- [Work instruction] Transcribe the listing below word for word but skip its images.

- [Provided information]
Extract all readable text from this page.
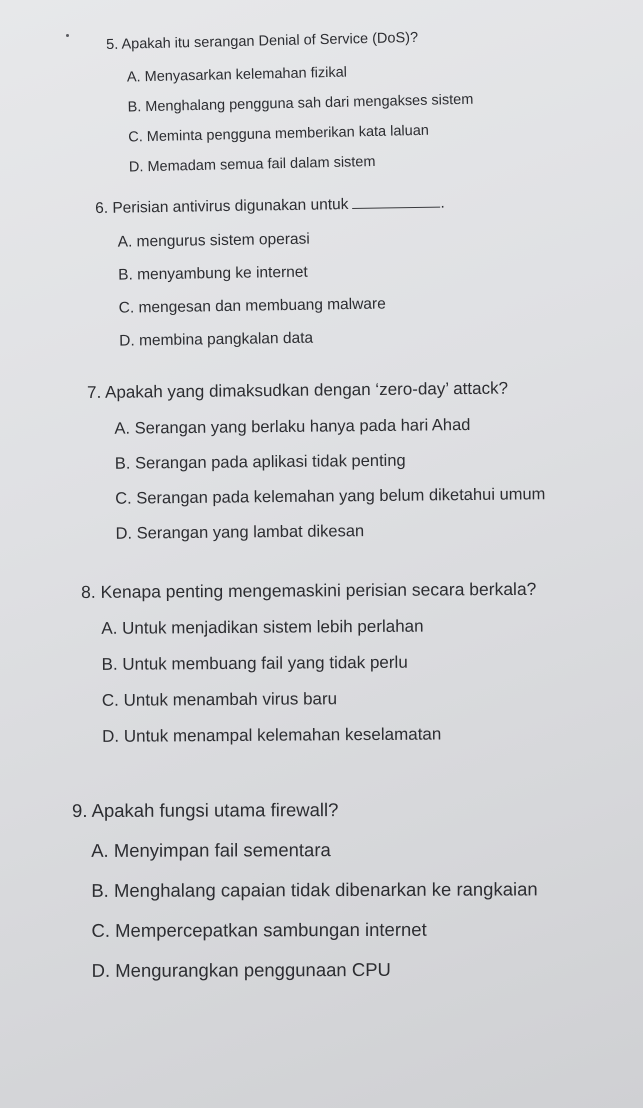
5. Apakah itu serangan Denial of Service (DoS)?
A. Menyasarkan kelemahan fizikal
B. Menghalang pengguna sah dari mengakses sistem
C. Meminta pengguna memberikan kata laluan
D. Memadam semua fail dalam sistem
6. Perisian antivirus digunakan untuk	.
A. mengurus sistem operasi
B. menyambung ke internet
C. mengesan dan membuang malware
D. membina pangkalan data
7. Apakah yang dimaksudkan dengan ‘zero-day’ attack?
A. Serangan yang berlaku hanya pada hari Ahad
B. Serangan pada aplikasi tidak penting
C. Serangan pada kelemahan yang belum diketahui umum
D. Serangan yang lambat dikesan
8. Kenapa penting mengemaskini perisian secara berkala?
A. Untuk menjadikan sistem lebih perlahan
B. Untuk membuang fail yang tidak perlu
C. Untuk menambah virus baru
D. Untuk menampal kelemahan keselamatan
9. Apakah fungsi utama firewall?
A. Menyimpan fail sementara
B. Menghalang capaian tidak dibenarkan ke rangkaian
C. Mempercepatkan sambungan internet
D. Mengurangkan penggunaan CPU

- [Exercise output]
Extract all readable text from this page.
5. Apakah itu serangan Denial of Service (DoS)?
A. Menyasarkan kelemahan fizikal
B. Menghalang pengguna sah dari mengakses sistem
C. Meminta pengguna memberikan kata laluan
D. Memadam semua fail dalam sistem
6. Perisian antivirus digunakan untuk	.
A. mengurus sistem operasi
B. menyambung ke internet
C. mengesan dan membuang malware
D. membina pangkalan data
7. Apakah yang dimaksudkan dengan ‘zero-day’ attack?
A. Serangan yang berlaku hanya pada hari Ahad
B. Serangan pada aplikasi tidak penting
C. Serangan pada kelemahan yang belum diketahui umum
D. Serangan yang lambat dikesan
8. Kenapa penting mengemaskini perisian secara berkala?
A. Untuk menjadikan sistem lebih perlahan
B. Untuk membuang fail yang tidak perlu
C. Untuk menambah virus baru
D. Untuk menampal kelemahan keselamatan
9. Apakah fungsi utama firewall?
A. Menyimpan fail sementara
B. Menghalang capaian tidak dibenarkan ke rangkaian
C. Mempercepatkan sambungan internet
D. Mengurangkan penggunaan CPU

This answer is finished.